Set problem: Pick out every line with the word "xlabel" and copy it.

------------------------------

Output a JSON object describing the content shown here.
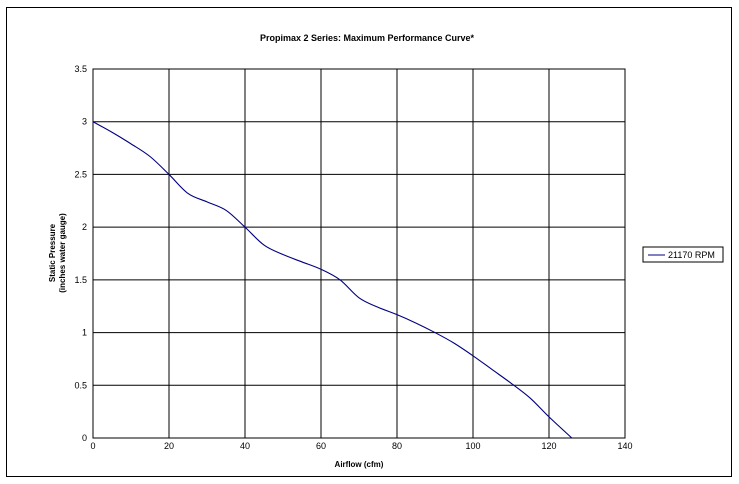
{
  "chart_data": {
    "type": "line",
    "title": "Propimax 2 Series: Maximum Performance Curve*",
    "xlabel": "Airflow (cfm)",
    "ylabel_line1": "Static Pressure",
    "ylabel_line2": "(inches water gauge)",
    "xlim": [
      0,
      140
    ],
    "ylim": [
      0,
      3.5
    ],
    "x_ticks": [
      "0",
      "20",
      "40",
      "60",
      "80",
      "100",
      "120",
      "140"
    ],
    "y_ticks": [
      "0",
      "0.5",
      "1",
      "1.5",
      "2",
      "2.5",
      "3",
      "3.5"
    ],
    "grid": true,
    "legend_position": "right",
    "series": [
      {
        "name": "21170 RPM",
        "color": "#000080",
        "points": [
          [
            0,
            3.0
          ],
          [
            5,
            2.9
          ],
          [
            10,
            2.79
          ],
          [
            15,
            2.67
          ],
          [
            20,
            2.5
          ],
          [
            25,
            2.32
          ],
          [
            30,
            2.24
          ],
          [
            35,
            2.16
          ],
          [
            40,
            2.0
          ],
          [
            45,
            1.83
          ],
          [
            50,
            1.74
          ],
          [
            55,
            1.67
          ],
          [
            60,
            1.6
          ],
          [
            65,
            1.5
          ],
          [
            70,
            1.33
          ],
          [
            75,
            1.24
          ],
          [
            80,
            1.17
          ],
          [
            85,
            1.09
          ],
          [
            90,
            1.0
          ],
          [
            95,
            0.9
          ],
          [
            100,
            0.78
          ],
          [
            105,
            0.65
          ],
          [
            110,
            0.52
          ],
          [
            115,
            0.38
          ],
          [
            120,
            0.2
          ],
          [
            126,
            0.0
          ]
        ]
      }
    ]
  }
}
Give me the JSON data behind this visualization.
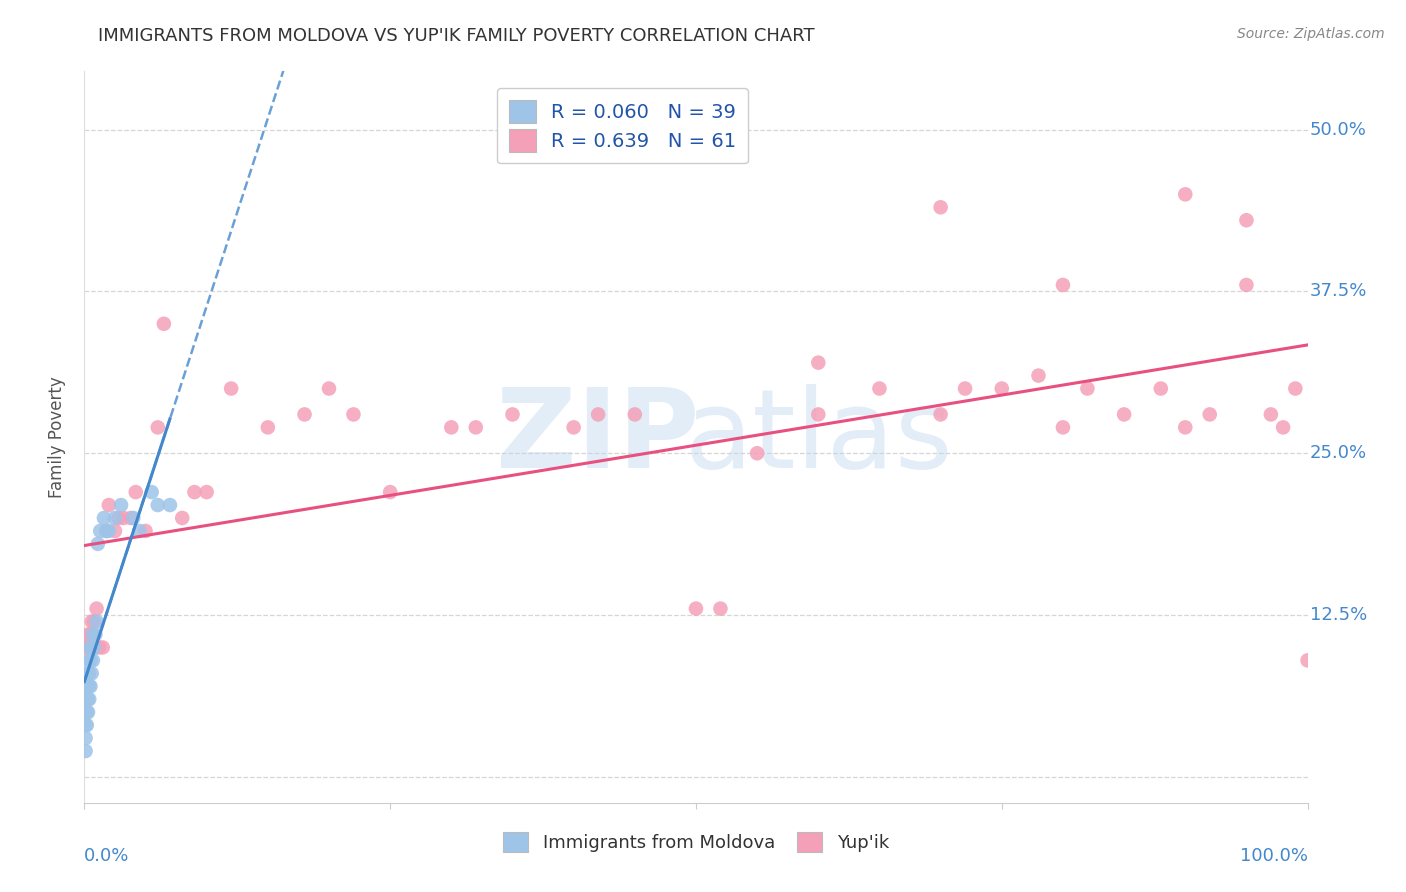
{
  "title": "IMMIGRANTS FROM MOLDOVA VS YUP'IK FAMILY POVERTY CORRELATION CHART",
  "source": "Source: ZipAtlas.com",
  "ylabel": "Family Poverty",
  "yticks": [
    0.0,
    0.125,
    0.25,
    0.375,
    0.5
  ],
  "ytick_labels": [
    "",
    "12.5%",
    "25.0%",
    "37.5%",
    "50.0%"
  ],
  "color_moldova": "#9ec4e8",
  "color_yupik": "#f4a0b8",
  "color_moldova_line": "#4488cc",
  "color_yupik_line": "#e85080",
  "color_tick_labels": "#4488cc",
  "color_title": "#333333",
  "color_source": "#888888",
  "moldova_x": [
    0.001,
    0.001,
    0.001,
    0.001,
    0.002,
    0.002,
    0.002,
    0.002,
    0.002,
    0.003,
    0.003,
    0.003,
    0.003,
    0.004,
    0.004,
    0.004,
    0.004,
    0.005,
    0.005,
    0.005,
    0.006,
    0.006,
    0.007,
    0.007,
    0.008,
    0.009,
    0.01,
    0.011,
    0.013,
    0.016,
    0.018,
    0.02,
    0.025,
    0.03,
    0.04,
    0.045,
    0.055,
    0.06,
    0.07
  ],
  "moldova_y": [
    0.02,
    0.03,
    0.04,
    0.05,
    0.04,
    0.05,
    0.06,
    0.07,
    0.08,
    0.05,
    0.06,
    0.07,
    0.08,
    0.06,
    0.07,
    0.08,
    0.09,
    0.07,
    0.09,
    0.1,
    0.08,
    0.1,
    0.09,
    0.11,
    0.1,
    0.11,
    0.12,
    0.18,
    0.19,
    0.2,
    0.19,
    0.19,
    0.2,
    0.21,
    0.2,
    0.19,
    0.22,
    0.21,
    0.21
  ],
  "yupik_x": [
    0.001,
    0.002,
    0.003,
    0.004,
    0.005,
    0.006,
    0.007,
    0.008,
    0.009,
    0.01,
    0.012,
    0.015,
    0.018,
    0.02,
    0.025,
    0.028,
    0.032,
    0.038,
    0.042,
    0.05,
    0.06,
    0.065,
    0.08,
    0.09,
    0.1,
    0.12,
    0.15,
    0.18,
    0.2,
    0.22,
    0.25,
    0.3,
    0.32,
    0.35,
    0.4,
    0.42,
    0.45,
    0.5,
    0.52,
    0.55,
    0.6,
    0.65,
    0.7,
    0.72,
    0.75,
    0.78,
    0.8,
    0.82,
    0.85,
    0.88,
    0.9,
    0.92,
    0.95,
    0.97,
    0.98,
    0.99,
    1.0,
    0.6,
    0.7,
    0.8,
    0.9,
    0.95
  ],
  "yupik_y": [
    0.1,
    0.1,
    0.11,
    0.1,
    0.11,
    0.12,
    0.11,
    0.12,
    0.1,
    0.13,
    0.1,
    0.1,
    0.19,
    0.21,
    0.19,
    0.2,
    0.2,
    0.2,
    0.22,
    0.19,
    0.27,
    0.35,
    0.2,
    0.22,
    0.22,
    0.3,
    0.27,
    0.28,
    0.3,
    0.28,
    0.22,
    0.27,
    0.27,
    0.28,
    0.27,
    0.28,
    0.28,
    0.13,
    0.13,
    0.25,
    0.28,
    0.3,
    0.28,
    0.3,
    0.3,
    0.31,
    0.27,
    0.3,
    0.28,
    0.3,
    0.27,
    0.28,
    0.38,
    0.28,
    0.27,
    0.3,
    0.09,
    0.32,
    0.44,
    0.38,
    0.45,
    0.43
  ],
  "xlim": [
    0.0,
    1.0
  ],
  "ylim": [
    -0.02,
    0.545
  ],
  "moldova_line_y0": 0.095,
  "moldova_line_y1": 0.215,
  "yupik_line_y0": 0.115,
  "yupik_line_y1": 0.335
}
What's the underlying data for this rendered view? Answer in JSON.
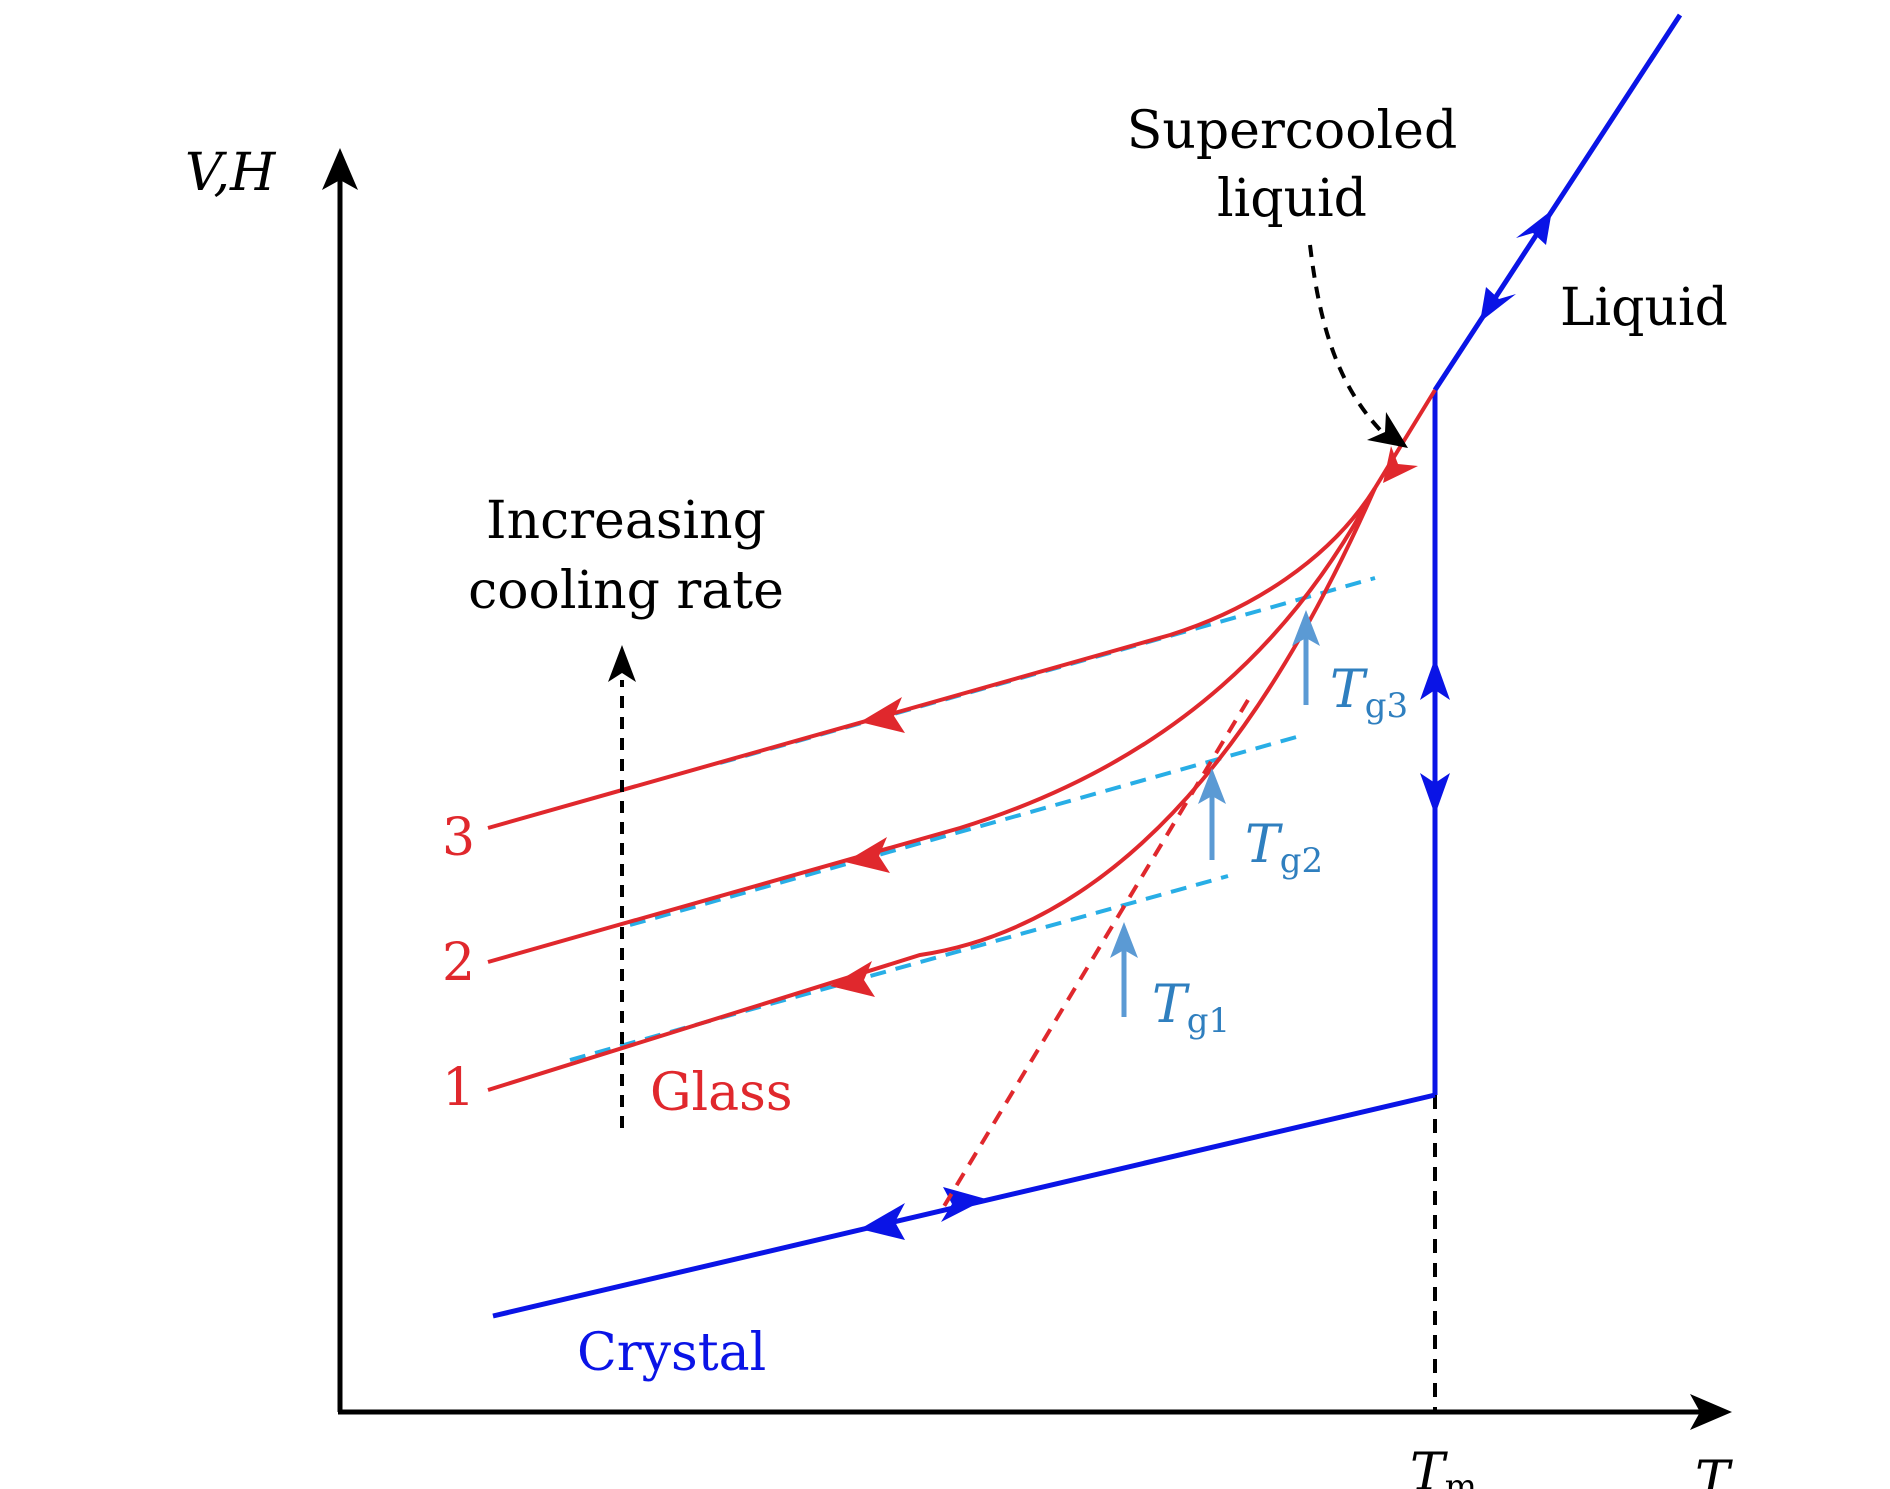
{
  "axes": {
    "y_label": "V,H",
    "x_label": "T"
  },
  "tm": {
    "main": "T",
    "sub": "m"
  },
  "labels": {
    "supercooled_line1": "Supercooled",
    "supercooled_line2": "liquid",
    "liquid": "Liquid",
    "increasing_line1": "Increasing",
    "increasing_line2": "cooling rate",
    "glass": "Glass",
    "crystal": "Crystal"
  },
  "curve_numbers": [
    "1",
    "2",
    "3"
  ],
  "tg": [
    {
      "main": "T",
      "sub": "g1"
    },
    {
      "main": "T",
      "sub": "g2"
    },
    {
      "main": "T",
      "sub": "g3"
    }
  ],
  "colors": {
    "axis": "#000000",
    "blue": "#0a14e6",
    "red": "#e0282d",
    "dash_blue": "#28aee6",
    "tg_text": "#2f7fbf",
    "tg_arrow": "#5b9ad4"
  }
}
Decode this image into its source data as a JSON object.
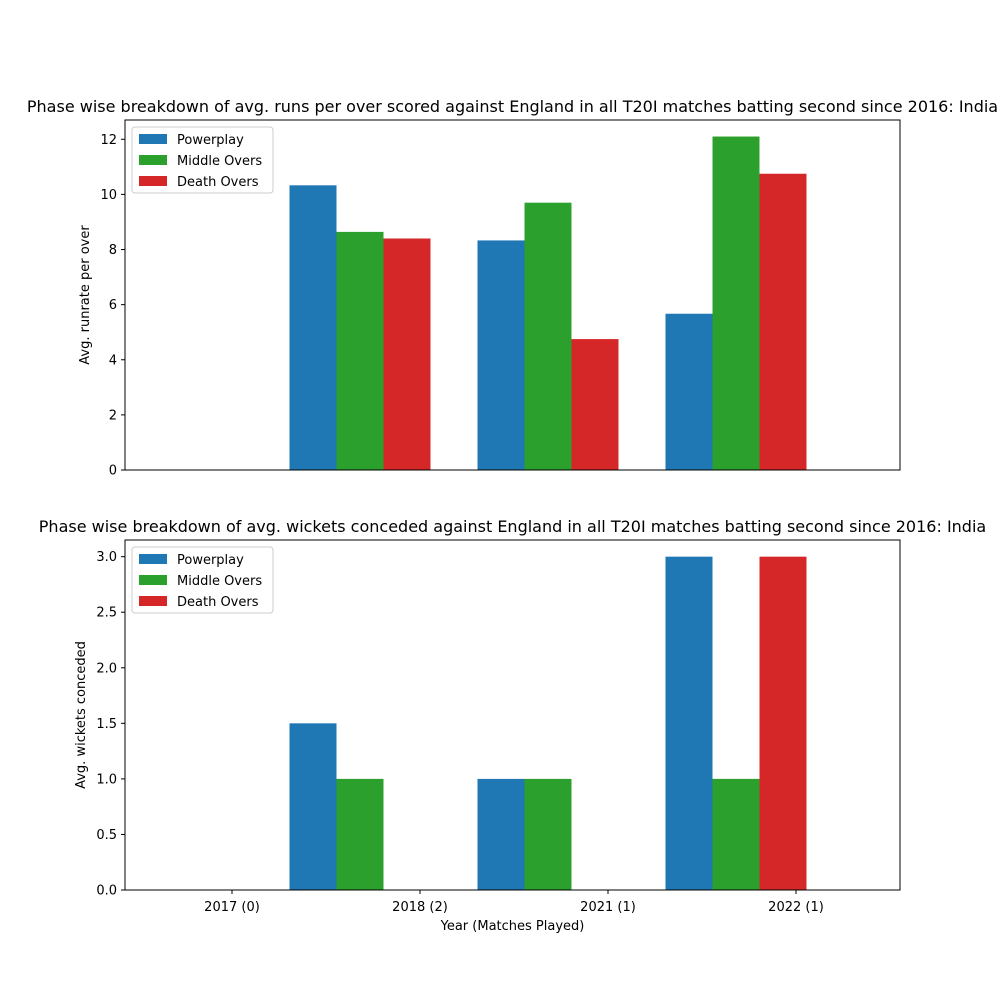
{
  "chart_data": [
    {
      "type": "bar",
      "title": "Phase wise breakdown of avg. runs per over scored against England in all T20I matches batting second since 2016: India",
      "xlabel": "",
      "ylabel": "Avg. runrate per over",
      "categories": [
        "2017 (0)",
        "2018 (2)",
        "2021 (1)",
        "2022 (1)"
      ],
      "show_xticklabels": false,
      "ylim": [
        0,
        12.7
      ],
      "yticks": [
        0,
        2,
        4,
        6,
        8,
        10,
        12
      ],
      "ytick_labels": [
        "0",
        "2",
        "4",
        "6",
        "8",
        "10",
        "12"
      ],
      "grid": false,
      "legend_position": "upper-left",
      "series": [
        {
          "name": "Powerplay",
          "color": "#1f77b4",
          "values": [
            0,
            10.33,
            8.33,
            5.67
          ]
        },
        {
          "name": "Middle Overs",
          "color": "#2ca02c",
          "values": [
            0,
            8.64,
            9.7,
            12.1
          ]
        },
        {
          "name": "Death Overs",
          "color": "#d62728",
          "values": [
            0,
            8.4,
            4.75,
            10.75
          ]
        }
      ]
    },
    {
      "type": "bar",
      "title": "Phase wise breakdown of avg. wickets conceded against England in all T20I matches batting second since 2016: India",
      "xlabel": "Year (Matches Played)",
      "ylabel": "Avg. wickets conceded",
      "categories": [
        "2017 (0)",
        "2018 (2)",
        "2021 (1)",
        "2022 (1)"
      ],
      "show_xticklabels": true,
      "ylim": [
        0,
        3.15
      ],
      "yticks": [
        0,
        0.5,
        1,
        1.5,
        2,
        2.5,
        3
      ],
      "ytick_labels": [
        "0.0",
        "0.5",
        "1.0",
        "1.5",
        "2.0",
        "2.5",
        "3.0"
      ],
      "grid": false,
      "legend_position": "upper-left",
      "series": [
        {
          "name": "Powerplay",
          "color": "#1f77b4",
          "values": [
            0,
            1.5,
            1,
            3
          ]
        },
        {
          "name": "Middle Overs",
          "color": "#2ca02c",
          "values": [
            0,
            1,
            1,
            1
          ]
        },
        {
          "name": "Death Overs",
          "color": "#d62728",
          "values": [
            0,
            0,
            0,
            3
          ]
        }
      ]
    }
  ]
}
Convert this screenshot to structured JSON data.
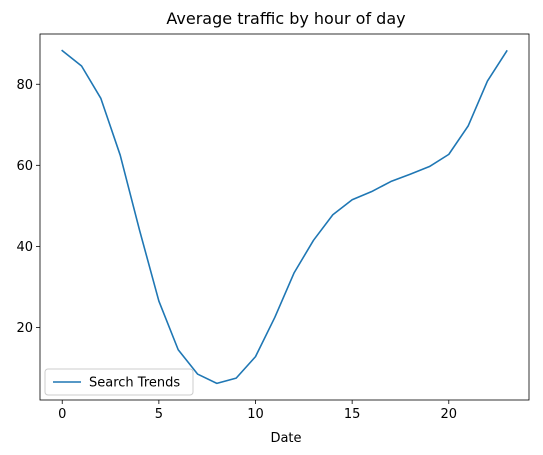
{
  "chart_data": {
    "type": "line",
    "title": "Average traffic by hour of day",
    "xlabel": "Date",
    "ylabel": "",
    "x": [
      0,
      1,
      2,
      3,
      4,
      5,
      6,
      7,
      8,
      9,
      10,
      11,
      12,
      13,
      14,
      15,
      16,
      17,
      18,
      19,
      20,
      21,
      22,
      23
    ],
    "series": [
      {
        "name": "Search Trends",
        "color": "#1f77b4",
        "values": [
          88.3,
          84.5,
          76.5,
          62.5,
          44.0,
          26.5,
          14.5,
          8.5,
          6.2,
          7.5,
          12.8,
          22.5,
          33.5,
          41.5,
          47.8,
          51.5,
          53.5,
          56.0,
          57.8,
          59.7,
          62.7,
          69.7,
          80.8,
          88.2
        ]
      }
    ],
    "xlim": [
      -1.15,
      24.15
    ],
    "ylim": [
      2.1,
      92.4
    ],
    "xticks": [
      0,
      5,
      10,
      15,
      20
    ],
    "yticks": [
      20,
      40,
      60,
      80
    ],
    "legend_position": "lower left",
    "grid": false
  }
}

------------------------------

Task answer:
    "xlabel": "Airflow (cfm)",
      "xlabel": "",
      "xlabel": "Year (Matches Played)",
    "xlabel": "Date",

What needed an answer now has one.